**Exercise brief**:
Wherever the string "corriente" appears in a line, extract that line.

____

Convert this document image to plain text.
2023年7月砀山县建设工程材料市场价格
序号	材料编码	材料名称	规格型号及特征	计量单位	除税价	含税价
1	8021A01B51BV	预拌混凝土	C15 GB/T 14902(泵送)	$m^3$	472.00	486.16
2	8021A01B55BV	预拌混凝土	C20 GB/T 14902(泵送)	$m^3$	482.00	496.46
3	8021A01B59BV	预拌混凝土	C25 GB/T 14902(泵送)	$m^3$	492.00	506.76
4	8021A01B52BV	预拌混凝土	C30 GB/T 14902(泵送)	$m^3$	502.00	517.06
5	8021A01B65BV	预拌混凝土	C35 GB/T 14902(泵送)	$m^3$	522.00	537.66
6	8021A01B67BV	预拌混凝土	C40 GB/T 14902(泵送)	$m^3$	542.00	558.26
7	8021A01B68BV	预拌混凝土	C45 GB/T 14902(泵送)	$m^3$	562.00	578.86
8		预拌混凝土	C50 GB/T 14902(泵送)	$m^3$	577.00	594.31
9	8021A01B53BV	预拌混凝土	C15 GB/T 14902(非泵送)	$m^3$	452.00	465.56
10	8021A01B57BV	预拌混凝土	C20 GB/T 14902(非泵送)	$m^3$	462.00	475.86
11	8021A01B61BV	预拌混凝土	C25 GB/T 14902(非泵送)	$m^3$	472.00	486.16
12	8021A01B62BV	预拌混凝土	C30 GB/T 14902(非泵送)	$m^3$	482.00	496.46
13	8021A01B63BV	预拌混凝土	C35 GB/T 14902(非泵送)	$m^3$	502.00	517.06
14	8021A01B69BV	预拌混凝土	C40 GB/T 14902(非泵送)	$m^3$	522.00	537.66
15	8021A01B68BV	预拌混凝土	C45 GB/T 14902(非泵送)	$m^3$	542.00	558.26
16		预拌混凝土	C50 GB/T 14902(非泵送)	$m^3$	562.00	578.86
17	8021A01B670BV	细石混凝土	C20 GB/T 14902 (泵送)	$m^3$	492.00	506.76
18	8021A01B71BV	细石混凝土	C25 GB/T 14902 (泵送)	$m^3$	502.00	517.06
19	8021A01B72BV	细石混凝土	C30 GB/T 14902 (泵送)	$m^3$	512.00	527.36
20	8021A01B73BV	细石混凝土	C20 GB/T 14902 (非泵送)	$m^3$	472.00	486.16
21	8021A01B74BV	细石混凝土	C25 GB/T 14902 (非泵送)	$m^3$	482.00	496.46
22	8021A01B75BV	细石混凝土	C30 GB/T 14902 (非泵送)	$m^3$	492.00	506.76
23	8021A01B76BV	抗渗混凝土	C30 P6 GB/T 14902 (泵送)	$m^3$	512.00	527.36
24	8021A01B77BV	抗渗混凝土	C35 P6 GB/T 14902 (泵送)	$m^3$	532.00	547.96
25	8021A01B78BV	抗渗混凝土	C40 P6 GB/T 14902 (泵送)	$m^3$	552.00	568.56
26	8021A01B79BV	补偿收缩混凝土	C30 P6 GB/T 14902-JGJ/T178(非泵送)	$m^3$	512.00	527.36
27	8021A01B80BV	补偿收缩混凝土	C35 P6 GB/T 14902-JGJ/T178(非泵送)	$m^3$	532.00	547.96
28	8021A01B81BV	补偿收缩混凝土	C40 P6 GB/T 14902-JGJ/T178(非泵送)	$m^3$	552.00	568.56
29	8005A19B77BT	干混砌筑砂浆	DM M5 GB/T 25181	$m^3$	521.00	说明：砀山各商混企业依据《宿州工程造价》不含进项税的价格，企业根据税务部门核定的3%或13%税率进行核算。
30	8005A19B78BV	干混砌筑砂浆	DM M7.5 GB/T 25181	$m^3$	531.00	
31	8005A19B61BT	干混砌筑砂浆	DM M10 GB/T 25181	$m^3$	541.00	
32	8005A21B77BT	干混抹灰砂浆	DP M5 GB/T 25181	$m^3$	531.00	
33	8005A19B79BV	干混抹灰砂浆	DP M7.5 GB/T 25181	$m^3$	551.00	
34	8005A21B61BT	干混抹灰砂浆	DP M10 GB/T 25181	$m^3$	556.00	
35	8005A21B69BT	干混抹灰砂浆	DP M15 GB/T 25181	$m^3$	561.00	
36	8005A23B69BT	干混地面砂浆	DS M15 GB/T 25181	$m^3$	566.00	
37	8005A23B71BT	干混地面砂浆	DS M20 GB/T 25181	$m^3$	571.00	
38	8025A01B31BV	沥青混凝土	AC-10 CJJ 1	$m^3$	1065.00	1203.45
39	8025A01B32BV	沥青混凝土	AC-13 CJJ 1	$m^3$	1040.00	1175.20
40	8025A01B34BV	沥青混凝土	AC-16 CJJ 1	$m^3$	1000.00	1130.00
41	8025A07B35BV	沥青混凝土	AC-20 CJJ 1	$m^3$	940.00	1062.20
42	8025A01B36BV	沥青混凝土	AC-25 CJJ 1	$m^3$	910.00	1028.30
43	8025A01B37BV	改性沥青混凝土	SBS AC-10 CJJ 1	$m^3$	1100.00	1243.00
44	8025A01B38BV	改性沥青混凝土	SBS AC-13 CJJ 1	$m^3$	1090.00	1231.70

____

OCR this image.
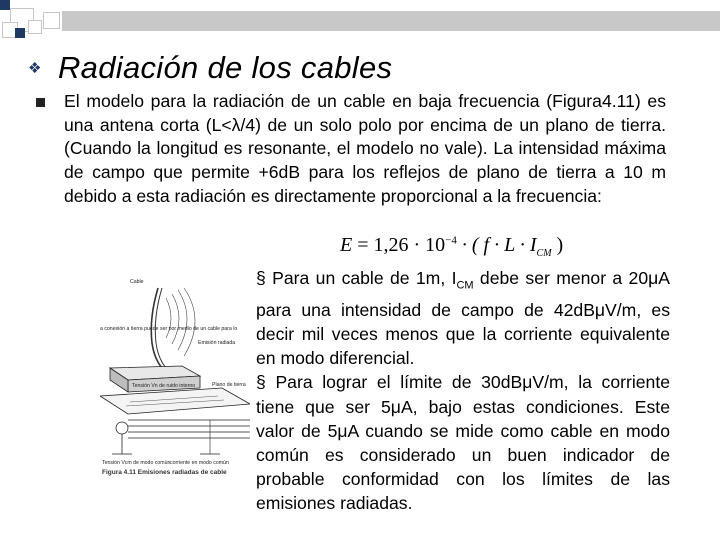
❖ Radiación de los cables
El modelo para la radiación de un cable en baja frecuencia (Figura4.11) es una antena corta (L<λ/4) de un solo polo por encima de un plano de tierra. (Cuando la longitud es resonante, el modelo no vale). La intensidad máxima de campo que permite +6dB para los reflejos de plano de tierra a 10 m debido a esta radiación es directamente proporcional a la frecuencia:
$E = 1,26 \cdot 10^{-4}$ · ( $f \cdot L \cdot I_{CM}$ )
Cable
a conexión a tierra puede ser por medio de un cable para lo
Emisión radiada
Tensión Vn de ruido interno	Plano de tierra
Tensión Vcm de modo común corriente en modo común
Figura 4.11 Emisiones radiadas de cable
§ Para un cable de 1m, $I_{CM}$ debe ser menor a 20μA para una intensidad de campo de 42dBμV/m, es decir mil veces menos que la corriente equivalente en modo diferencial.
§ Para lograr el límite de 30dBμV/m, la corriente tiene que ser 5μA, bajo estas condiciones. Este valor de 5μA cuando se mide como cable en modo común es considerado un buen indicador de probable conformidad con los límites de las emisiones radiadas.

____

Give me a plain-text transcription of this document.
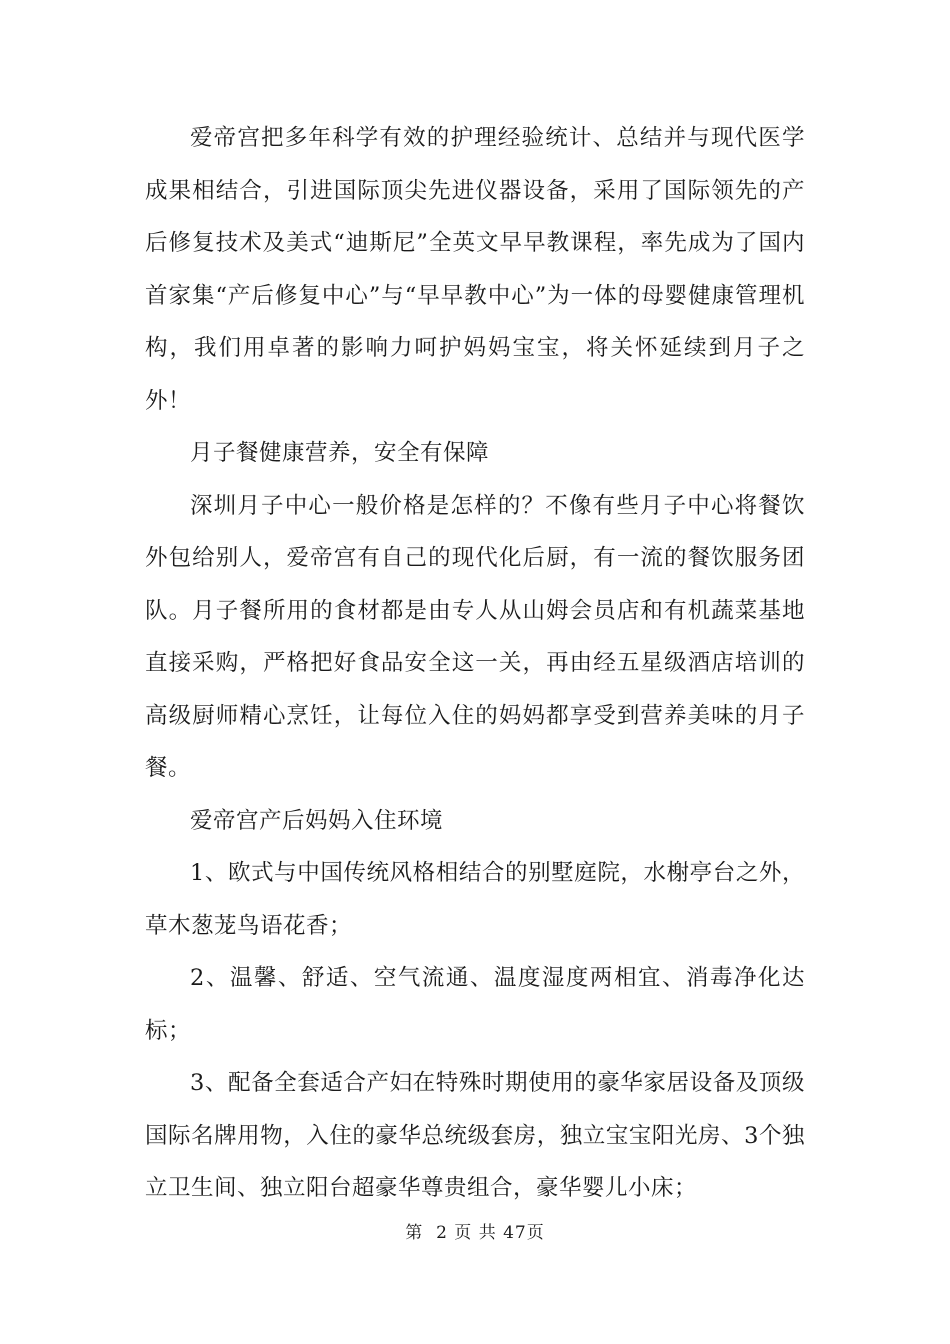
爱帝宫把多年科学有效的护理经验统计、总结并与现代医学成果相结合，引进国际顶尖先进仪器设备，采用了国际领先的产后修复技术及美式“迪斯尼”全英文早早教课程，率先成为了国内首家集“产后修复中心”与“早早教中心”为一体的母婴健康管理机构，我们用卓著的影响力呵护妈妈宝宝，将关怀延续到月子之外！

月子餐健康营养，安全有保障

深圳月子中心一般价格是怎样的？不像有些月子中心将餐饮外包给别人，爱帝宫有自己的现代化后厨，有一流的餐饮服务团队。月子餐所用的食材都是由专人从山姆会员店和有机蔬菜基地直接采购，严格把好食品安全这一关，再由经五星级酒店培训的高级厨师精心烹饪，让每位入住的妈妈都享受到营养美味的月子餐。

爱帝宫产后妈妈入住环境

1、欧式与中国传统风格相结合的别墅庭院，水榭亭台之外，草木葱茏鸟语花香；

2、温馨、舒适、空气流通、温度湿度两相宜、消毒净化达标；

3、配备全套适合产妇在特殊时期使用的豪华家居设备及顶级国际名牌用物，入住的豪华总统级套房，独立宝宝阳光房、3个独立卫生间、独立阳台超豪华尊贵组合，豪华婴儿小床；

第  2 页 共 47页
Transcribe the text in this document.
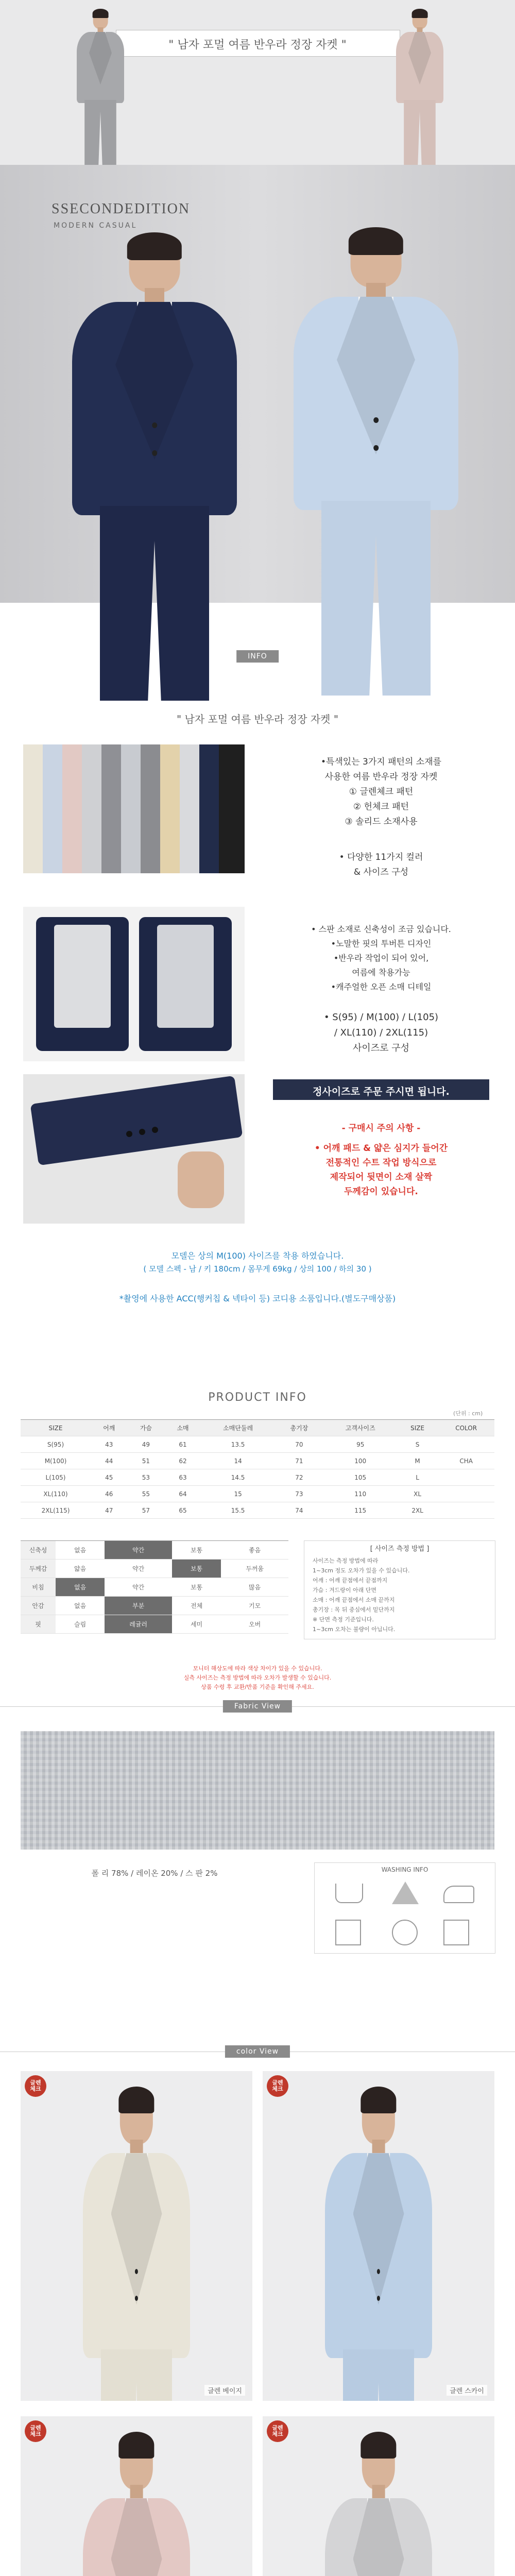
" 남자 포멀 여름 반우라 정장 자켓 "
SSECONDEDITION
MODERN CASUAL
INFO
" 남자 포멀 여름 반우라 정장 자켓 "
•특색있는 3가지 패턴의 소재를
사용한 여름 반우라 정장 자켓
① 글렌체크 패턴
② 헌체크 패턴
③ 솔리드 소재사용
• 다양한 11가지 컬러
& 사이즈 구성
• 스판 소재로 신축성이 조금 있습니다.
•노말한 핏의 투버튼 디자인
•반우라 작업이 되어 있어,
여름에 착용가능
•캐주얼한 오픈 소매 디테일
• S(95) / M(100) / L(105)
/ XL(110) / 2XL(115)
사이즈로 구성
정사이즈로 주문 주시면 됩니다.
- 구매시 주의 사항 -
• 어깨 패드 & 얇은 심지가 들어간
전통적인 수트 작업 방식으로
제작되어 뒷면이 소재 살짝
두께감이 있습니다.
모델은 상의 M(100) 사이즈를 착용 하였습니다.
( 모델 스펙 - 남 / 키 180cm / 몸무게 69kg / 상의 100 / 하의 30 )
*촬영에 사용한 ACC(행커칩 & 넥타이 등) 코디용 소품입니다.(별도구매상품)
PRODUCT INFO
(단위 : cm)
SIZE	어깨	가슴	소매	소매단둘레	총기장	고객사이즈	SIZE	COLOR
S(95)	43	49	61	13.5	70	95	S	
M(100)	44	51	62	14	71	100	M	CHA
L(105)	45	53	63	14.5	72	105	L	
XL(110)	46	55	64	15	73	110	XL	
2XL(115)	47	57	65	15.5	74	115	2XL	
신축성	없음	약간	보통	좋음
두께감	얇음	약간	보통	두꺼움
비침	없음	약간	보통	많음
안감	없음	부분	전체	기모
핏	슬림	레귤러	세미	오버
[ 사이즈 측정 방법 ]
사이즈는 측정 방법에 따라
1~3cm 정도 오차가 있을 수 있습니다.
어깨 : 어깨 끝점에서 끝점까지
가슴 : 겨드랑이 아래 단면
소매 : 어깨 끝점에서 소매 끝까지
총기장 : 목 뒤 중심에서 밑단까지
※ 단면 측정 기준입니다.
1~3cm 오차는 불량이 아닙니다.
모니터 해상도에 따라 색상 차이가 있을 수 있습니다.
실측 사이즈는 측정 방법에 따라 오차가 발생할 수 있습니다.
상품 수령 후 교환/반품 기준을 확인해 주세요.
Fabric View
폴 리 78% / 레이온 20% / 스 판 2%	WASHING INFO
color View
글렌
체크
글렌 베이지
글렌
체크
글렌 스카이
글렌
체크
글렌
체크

____

**Reply**:
Tensión Vcm de modo común corriente en modo común
§ Para un cable de 1m, $I_{CM}$ debe ser menor a 20μA para una intensidad de campo de 42dBμV/m, es decir mil veces menos que la corriente equivalente en modo diferencial.
§ Para lograr el límite de 30dBμV/m, la corriente tiene que ser 5μA, bajo estas condiciones. Este valor de 5μA cuando se mide como cable en modo común es considerado un buen indicador de probable conformidad con los límites de las emisiones radiadas.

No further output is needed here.